# Stored data
• • • • •
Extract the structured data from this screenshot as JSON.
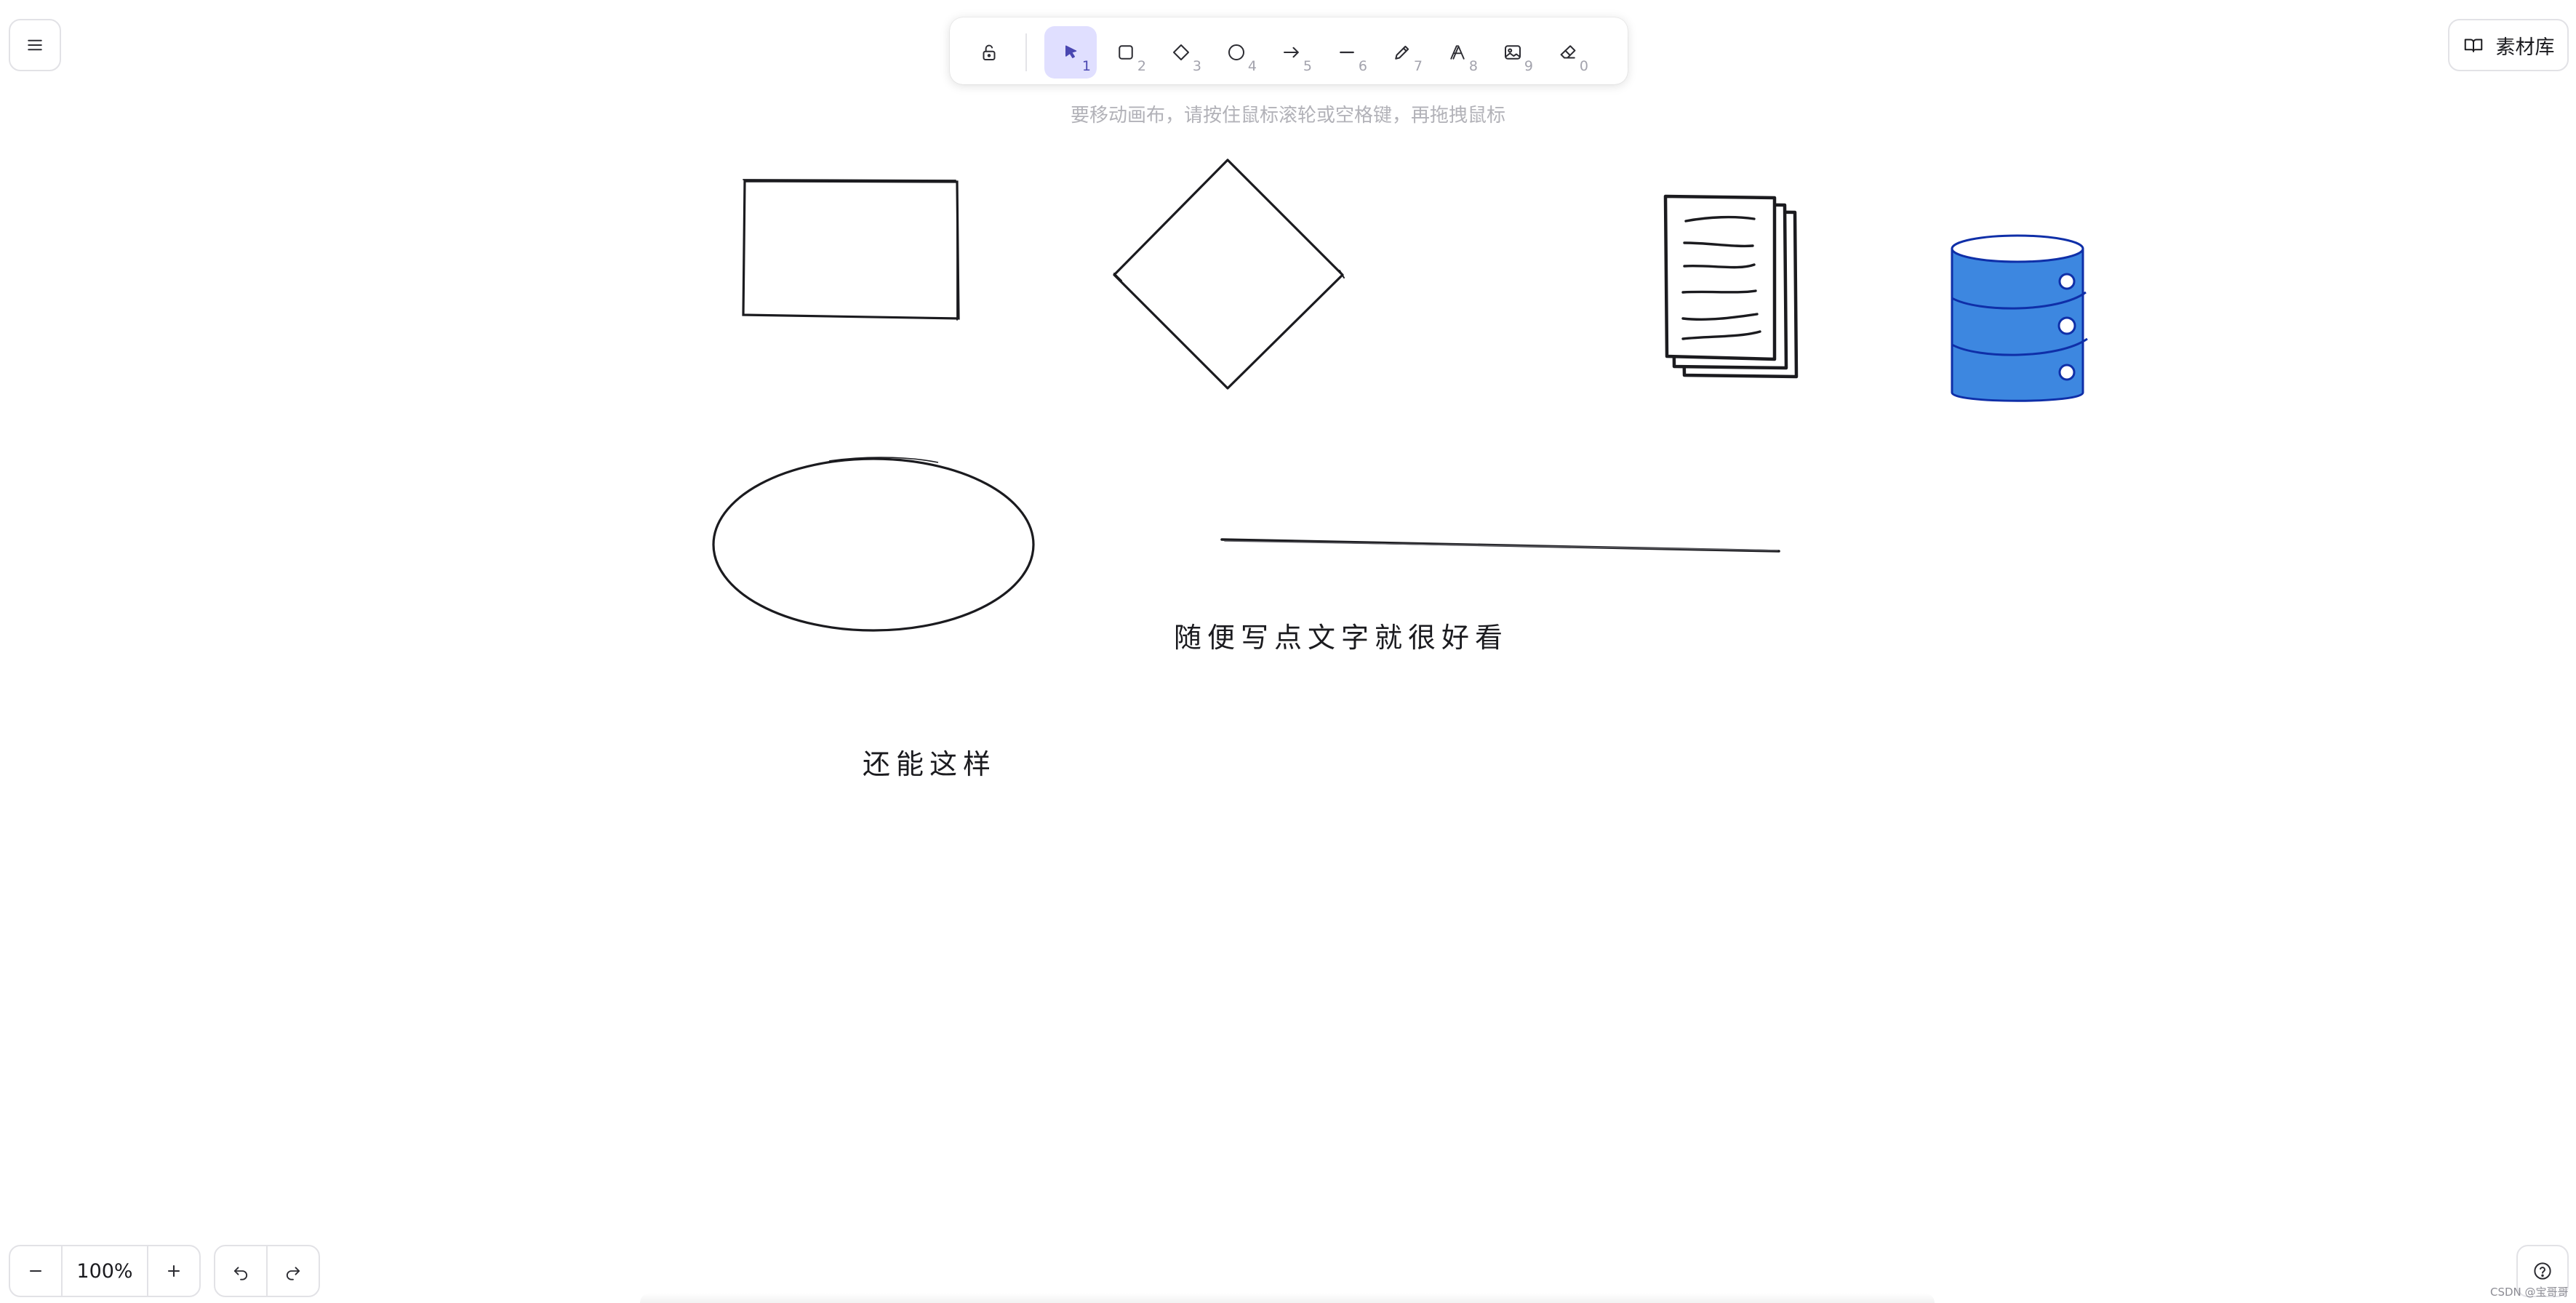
{
  "menu": {
    "icon": "hamburger-menu-icon"
  },
  "toolbar": {
    "tools": [
      {
        "name": "lock",
        "icon": "unlock-icon",
        "key": ""
      },
      {
        "name": "selection",
        "icon": "pointer-icon",
        "key": "1",
        "active": true
      },
      {
        "name": "rectangle",
        "icon": "rectangle-icon",
        "key": "2"
      },
      {
        "name": "diamond",
        "icon": "diamond-icon",
        "key": "3"
      },
      {
        "name": "ellipse",
        "icon": "circle-icon",
        "key": "4"
      },
      {
        "name": "arrow",
        "icon": "arrow-icon",
        "key": "5"
      },
      {
        "name": "line",
        "icon": "line-icon",
        "key": "6"
      },
      {
        "name": "draw",
        "icon": "pencil-icon",
        "key": "7"
      },
      {
        "name": "text",
        "icon": "text-icon",
        "key": "8"
      },
      {
        "name": "image",
        "icon": "image-icon",
        "key": "9"
      },
      {
        "name": "eraser",
        "icon": "eraser-icon",
        "key": "0"
      }
    ]
  },
  "hint": "要移动画布，请按住鼠标滚轮或空格键，再拖拽鼠标",
  "library": {
    "label": "素材库",
    "icon": "book-open-icon"
  },
  "canvas": {
    "texts": [
      "随便写点文字就很好看",
      "还能这样"
    ],
    "database_color": "#3d87e0",
    "stroke_color": "#1b1b1f"
  },
  "zoom": {
    "level": "100%"
  },
  "history": {
    "undo_icon": "undo-icon",
    "redo_icon": "redo-icon"
  },
  "help": {
    "icon": "help-icon"
  },
  "watermark": "CSDN @宝哥哥"
}
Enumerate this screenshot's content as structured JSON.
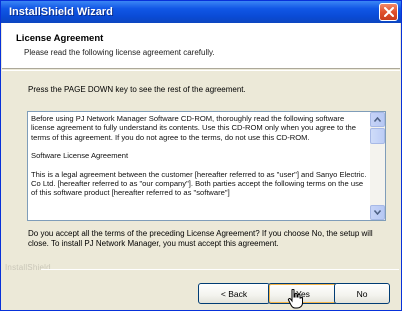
• • • • •
# PROBLEM DESCRIPTION
All lines that include "JSON" are to be gathered and copied.

# PROBLEM SOLUTION
Extract the structured data from this screenshot as JSON.
Enumerate this screenshot's content as structured JSON.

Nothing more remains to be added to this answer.